■ Problem details ■
Compute how many lines in the entries below contain "true", and output nothing but the number.

Data records

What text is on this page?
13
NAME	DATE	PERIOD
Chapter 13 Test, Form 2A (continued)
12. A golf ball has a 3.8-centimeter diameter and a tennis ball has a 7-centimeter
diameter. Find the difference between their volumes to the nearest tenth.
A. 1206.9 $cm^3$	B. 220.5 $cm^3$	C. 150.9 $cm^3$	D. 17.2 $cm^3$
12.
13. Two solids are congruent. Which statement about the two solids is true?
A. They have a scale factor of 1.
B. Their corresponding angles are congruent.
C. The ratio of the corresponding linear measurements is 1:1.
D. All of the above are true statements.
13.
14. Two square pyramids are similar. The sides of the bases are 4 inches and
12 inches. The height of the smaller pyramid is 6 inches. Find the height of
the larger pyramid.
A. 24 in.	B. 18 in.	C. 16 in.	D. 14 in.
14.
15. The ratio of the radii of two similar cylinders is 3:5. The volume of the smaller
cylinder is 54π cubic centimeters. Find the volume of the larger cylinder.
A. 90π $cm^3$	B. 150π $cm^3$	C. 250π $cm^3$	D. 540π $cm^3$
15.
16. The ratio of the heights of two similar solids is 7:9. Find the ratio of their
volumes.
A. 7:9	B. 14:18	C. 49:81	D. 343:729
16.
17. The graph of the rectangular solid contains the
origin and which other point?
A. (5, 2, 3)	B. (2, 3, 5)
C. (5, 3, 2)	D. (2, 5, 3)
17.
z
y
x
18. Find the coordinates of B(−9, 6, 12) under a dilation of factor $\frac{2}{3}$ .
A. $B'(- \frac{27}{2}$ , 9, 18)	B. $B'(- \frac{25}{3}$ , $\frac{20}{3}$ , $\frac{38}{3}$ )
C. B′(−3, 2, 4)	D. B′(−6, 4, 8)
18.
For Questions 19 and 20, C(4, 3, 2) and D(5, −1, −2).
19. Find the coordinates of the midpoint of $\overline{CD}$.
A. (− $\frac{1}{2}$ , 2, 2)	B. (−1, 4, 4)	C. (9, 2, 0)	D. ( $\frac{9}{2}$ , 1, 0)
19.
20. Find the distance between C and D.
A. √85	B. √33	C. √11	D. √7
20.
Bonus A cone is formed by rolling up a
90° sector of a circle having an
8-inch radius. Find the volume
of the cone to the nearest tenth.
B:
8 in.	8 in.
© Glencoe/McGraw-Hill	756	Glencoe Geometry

■ Exercise output ■
2